Yapılacak Görevler:
A) CHP kongreleri hakkındaki metni iki cümleyle özetleyiniz.
B) CHP kongreleri hakkındaki metnin "Eskişehir’de de zaman" ile "Eskişehir’de resmen silindi!" arasındaki bölümünü, bu ifadeler de dâhil olmak üzere, "enteresan" yerine "ilginç" koyarak yeniden yazınız.

Belge Alıntısı:

Yurt genelinde eşgüdüm halinde devam eden CHP kongreleri kapsamında yapılan delege seçimlerinde, bazı zamanlarda çeşitli tartışmalar yaşanıyor.

Tartışmayı çıkaranlar yoğun olarak Kemal Kılıçdaroğlu’nun taraftarları. Partiyi karıştırmak istedikleri ayan beyan görülüyor.

Tartışma çıkaran başka gruplar da var elbette. Tarifi imkânsız talepleri yerine getirilmediği için öfke dolu olan gruplar... Çoğu zaman birilerinin sırtına binerek kendinden söz ettirmiş ve partiye toplu iğne ucu kadar faydası olmamasına rağmen partiden yüksek fayda sağlamış olan gruplardan bahsediyorum... Bu gruplar, tasfiye edileceklerini anladıkları için hırçınlaşıyorlar, siyasi mevta olmamak için her yolu deniyorlar!

Eskişehir’de de zaman zaman ufak da olsa delege seçimlerinde tartışmalar yaşanabiliyor…

Eskişehir’deki kongre süreci başlamadan önce üç belediye başkanı tek tek açıklama yaparak mevcut il ve ilçe başkanlarının başarılı olduklarını ve görevlerine devam etmeleri gerektiğini söylemişlerdi.

Belediye başkanlarının bu açıklamaları, mevcut il ve ilçe başkanlarını destekledikleri anlamına geliyordu.

Zaten desteklemeselerdi, enteresan bir durum baş gösterecekti.

Çünkü mevcut il ve ilçe başkanları son yerel seçimlerde ciddi bir başarı kaydetti. Ve bununla beraber CHP mevcut belediyelerin üzerine yenilerini ekledi. Öyle ki AK Parti Eskişehir’de resmen silindi!

Ortada böyle bir başarı varken, belediye başkanlarının “il ve ilçe başkanları başarısız” diyerek yeni aday arayışına girmeleri düşünülebilir mi?

Hele ki CHP zor bir virajdan geçerken ve Genel Merkez yönetimi sakin bir kongre dönemi isterken, belediye başkanlarının bunun aksine aksiyon almaları eşyanın tabiatına aykırı.

Kaynak Malzeme:
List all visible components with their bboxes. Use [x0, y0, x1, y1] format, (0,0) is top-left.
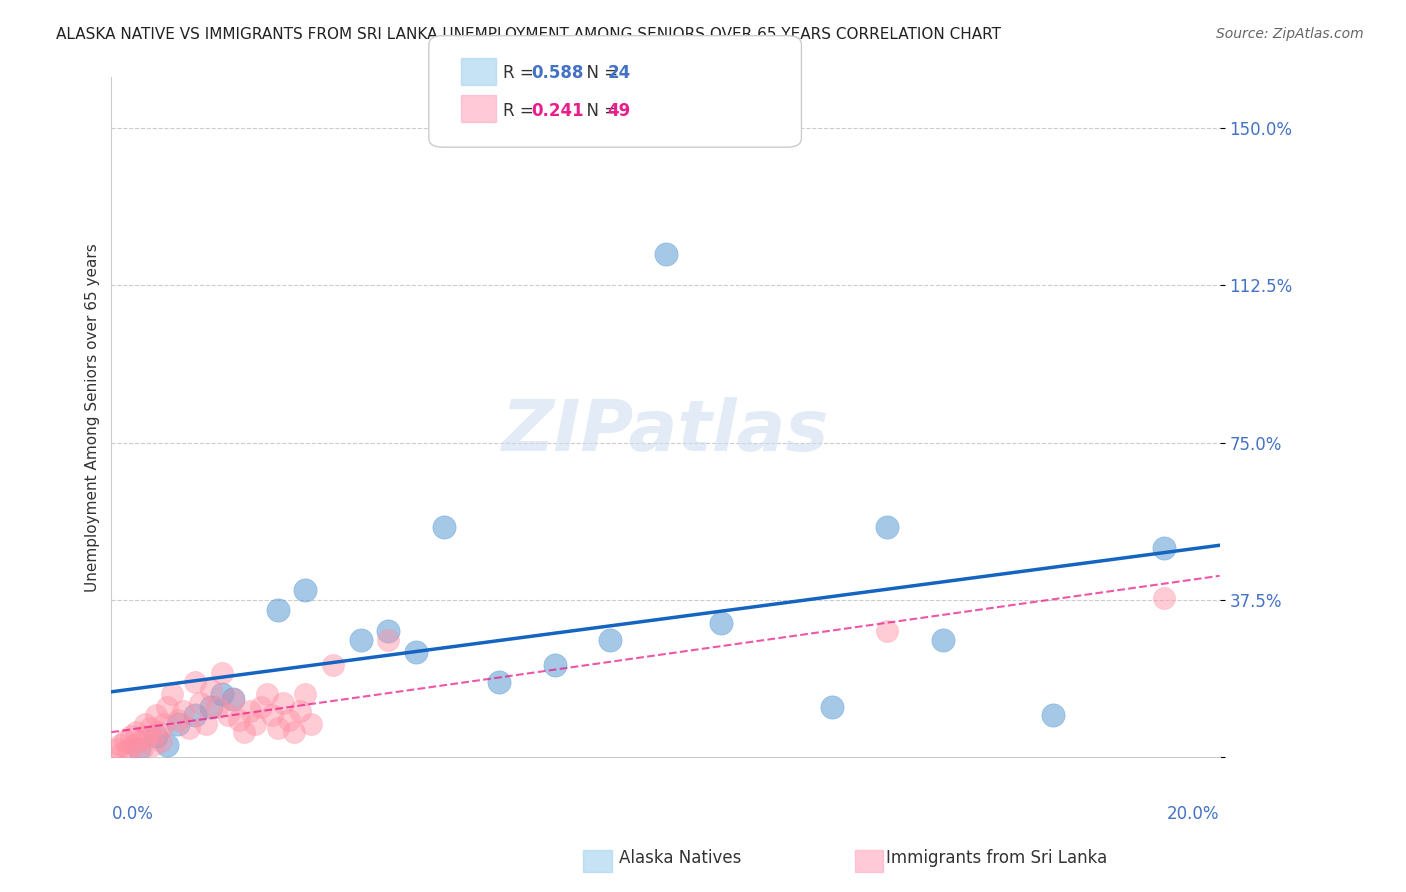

Alıştırma Çözümleri:
A) CHP kongrelerindeki delege seçimlerinde yaşanan tartışmaları yoğun olarak Kemal Kılıçdaroğlu'nun taraftarları ile tasfiye edileceklerini anladıkları için hırçınlaşan bazı gruplar çıkarıyor ve Eskişehir'de de zaman zaman ufak tartışmalar yaşanabiliyor. Eskişehir'de kongre süreci başlamadan önce üç belediye başkanı, son yerel seçimlerde ciddi bir başarı kaydeden mevcut il ve ilçe başkanlarının görevlerine devam etmeleri gerektiğini söyleyerek onlara desteklerini göstermişti.

B)
Eskişehir’de de zaman zaman ufak da olsa delege seçimlerinde tartışmalar yaşanabiliyor…

Eskişehir’deki kongre süreci başlamadan önce üç belediye başkanı tek tek açıklama yaparak mevcut il ve ilçe başkanlarının başarılı olduklarını ve görevlerine devam etmeleri gerektiğini söylemişlerdi.

Belediye başkanlarının bu açıklamaları, mevcut il ve ilçe başkanlarını destekledikleri anlamına geliyordu.

Zaten desteklemeselerdi, ilginç bir durum baş gösterecekti.

Çünkü mevcut il ve ilçe başkanları son yerel seçimlerde ciddi bir başarı kaydetti. Ve bununla beraber CHP mevcut belediyelerin üzerine yenilerini ekledi. Öyle ki AK Parti Eskişehir’de resmen silindi!